* [Task to carry out] Rewrite the lines from the first one through the one that contains "1186, 283, 1227]", replacing "row-description" with "row-text" and keeping everything else the same.

# Start of Source records

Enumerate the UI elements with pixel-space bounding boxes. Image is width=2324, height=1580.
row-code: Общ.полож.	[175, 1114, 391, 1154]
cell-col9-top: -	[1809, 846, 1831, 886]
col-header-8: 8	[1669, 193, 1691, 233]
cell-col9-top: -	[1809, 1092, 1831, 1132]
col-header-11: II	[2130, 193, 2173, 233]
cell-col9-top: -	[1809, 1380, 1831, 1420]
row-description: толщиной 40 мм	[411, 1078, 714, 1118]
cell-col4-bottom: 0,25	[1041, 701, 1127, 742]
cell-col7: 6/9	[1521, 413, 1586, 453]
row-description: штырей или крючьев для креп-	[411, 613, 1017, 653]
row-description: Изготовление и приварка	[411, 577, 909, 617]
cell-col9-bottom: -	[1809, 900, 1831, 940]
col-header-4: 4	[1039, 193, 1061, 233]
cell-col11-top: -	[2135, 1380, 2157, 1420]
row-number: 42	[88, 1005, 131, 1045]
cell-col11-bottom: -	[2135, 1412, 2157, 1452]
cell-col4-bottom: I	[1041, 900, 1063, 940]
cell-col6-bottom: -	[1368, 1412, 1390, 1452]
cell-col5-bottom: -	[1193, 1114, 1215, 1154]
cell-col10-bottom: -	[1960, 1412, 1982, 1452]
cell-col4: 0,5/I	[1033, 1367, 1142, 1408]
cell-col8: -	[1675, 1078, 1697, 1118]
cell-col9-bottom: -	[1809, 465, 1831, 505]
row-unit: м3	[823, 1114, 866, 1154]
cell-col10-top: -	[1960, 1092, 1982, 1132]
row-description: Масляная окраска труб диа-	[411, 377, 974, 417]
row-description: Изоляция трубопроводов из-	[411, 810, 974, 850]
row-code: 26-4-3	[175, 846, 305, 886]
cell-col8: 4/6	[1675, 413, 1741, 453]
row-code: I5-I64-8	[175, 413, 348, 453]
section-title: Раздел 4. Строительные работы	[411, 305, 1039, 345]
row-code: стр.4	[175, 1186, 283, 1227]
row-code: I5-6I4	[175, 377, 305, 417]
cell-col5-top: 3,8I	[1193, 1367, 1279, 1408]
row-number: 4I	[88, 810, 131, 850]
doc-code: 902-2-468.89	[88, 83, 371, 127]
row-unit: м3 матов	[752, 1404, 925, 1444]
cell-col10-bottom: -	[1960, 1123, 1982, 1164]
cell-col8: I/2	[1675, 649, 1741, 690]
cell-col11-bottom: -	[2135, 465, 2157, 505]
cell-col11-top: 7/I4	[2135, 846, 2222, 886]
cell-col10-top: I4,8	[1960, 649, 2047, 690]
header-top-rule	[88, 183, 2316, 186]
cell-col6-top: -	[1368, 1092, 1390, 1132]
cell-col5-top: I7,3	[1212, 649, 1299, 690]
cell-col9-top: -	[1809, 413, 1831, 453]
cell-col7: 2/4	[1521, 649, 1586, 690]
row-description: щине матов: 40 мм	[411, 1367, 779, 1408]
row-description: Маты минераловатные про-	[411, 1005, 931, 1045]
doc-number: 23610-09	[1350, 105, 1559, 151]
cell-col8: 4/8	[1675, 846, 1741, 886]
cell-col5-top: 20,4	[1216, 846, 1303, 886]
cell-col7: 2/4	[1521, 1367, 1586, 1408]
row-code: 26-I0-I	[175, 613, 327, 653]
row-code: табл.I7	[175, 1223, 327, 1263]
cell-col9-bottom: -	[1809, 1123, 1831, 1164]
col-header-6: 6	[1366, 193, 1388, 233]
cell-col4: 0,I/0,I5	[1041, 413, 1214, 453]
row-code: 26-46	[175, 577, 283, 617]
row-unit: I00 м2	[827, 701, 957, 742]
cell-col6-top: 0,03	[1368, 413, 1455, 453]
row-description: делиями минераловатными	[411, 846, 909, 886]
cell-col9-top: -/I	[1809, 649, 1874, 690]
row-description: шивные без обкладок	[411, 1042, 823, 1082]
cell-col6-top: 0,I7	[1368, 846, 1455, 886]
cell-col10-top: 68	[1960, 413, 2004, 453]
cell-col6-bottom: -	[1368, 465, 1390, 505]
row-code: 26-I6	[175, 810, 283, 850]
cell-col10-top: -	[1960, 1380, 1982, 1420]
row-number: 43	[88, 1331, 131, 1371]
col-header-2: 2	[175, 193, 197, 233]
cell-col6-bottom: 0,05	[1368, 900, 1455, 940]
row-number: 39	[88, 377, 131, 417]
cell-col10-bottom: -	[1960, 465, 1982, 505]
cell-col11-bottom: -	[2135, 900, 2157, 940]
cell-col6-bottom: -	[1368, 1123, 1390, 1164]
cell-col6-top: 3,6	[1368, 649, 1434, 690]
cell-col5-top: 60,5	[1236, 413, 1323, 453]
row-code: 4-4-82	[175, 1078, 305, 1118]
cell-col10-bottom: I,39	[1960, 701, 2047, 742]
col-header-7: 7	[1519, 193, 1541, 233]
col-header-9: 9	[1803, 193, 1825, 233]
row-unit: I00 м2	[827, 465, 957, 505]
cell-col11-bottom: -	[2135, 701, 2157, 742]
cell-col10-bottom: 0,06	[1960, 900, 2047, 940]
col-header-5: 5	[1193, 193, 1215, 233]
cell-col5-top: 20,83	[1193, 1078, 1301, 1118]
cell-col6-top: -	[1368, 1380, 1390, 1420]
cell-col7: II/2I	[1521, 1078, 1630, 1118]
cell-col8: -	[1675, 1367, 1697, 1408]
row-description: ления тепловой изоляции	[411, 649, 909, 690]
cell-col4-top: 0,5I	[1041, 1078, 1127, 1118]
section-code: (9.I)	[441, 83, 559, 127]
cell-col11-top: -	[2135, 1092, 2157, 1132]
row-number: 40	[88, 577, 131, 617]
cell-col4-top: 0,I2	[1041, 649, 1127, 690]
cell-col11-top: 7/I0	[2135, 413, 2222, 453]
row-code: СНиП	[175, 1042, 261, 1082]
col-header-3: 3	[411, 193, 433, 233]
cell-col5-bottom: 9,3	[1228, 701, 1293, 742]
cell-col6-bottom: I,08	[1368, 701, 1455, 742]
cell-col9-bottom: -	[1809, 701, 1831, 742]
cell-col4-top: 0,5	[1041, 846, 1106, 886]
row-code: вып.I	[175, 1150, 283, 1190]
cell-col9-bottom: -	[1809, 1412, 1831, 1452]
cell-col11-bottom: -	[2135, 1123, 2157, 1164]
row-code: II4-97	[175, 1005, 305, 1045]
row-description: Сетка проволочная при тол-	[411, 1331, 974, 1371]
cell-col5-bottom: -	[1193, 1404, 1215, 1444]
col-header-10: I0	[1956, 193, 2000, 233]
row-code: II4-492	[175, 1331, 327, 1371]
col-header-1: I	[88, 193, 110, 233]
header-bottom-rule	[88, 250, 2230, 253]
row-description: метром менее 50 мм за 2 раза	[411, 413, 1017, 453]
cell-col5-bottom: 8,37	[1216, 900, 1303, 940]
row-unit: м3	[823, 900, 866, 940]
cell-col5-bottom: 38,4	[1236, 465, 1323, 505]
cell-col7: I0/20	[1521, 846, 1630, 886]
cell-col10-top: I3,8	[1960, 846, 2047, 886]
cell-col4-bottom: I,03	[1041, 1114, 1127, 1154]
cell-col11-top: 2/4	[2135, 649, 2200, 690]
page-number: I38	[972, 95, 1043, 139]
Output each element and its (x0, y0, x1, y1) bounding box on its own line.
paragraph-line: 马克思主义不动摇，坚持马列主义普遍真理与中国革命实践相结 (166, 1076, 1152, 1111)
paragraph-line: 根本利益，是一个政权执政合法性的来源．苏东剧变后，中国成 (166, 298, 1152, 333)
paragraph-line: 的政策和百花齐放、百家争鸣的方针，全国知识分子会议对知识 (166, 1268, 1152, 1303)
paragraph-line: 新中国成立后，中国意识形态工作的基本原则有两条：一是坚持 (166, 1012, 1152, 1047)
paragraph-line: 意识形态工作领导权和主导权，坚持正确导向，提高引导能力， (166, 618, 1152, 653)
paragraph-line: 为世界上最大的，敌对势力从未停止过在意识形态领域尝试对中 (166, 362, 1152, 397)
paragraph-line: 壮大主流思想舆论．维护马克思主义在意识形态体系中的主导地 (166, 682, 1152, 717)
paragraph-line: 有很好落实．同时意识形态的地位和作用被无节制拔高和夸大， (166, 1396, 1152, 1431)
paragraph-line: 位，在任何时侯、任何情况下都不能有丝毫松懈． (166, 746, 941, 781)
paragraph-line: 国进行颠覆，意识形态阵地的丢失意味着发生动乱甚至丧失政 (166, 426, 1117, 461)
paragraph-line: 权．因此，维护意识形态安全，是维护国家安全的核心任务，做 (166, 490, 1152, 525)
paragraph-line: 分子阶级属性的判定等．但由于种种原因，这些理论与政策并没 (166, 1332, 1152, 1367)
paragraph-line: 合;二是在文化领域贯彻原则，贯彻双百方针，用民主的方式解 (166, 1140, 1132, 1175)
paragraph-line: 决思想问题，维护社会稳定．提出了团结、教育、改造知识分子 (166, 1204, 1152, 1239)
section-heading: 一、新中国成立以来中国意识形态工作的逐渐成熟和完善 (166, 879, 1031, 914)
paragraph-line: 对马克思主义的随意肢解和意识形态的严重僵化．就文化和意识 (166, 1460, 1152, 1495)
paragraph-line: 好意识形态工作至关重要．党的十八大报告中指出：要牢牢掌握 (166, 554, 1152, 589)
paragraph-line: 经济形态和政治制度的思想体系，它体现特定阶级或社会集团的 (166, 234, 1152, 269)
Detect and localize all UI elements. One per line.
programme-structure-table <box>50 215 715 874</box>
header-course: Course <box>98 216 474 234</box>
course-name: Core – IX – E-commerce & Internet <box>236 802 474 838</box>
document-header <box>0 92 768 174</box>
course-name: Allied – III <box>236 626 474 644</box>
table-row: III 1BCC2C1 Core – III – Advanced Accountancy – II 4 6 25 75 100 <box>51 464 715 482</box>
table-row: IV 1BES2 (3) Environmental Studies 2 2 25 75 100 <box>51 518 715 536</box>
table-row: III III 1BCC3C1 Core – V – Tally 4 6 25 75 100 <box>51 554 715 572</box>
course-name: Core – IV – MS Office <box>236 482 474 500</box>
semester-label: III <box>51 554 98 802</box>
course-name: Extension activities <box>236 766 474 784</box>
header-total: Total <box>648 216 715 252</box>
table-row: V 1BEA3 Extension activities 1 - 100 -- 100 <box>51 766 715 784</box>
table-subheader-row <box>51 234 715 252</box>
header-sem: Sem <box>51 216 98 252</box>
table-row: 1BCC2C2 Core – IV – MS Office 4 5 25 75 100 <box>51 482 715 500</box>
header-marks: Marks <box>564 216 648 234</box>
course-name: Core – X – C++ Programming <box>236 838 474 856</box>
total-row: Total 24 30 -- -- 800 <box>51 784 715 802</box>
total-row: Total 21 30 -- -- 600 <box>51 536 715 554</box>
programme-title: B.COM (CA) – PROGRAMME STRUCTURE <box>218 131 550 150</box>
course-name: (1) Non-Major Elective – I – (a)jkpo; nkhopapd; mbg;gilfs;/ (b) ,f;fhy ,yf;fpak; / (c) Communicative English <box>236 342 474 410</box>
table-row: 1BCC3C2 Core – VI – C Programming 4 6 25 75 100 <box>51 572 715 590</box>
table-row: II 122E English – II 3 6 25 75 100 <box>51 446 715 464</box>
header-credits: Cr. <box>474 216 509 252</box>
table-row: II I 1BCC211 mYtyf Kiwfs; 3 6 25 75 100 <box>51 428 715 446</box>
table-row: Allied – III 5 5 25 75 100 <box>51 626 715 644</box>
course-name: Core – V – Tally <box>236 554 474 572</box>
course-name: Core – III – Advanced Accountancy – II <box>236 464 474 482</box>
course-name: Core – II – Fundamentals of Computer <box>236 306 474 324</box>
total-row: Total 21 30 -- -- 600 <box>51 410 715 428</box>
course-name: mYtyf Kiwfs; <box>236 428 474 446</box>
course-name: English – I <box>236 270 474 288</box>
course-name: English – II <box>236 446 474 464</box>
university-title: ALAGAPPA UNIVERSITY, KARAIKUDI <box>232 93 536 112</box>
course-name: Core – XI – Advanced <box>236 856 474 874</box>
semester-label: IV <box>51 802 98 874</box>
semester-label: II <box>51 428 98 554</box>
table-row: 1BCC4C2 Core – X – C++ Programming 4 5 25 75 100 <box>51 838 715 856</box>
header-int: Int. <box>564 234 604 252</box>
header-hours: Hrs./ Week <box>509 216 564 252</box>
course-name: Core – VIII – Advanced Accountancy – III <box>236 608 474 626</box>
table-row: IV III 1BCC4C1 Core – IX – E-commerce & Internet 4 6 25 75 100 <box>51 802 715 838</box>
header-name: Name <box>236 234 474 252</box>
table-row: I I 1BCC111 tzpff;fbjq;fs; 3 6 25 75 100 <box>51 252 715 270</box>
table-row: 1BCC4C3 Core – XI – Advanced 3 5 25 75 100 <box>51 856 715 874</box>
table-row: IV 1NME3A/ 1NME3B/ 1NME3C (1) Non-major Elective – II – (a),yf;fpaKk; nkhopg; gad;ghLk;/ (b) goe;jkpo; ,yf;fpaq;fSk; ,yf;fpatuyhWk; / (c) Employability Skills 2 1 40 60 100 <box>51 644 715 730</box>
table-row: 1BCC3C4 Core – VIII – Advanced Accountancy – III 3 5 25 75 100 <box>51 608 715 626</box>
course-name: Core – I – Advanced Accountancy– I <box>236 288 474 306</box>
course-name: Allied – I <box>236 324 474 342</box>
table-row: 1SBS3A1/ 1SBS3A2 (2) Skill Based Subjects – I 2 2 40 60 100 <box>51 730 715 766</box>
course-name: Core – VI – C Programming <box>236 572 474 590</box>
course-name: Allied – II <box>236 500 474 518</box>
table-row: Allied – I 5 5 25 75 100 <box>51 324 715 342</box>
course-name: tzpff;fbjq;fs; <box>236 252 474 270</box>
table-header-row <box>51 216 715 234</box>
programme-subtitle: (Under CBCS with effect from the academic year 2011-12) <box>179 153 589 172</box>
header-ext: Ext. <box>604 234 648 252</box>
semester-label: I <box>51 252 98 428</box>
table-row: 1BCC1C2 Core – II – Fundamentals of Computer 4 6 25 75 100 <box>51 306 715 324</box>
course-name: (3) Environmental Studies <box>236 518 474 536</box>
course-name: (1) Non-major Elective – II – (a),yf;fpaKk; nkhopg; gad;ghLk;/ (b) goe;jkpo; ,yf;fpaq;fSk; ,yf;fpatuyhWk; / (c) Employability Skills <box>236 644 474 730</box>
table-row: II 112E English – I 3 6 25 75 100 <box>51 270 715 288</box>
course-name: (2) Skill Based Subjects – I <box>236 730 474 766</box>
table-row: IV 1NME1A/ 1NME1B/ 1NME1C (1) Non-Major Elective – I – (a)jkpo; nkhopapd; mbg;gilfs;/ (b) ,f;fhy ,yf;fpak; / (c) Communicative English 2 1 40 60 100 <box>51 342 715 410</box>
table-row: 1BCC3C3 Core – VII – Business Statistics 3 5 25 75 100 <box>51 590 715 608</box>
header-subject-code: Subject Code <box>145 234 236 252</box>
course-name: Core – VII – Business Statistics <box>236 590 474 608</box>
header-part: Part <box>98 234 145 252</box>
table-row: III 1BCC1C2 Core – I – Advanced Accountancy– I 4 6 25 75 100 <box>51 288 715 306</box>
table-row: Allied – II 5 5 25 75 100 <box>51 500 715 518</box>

# End of Source records

* [Expected answer]
Enumerate the UI elements with pixel-space bounding boxes. Image is width=2324, height=1580.
row-code: Общ.полож.	[175, 1114, 391, 1154]
cell-col9-top: -	[1809, 846, 1831, 886]
col-header-8: 8	[1669, 193, 1691, 233]
cell-col9-top: -	[1809, 1092, 1831, 1132]
col-header-11: II	[2130, 193, 2173, 233]
cell-col9-top: -	[1809, 1380, 1831, 1420]
row-text: толщиной 40 мм	[411, 1078, 714, 1118]
cell-col4-bottom: 0,25	[1041, 701, 1127, 742]
cell-col7: 6/9	[1521, 413, 1586, 453]
row-text: штырей или крючьев для креп-	[411, 613, 1017, 653]
row-text: Изготовление и приварка	[411, 577, 909, 617]
cell-col9-bottom: -	[1809, 900, 1831, 940]
col-header-4: 4	[1039, 193, 1061, 233]
cell-col11-top: -	[2135, 1380, 2157, 1420]
row-number: 42	[88, 1005, 131, 1045]
cell-col11-bottom: -	[2135, 1412, 2157, 1452]
cell-col4-bottom: I	[1041, 900, 1063, 940]
cell-col6-bottom: -	[1368, 1412, 1390, 1452]
cell-col5-bottom: -	[1193, 1114, 1215, 1154]
cell-col10-bottom: -	[1960, 1412, 1982, 1452]
cell-col4: 0,5/I	[1033, 1367, 1142, 1408]
cell-col8: -	[1675, 1078, 1697, 1118]
cell-col9-bottom: -	[1809, 465, 1831, 505]
row-unit: м3	[823, 1114, 866, 1154]
cell-col10-top: -	[1960, 1092, 1982, 1132]
row-text: Масляная окраска труб диа-	[411, 377, 974, 417]
row-text: Изоляция трубопроводов из-	[411, 810, 974, 850]
row-code: 26-4-3	[175, 846, 305, 886]
cell-col8: 4/6	[1675, 413, 1741, 453]
row-code: I5-I64-8	[175, 413, 348, 453]
section-title: Раздел 4. Строительные работы	[411, 305, 1039, 345]
row-code: стр.4	[175, 1186, 283, 1227]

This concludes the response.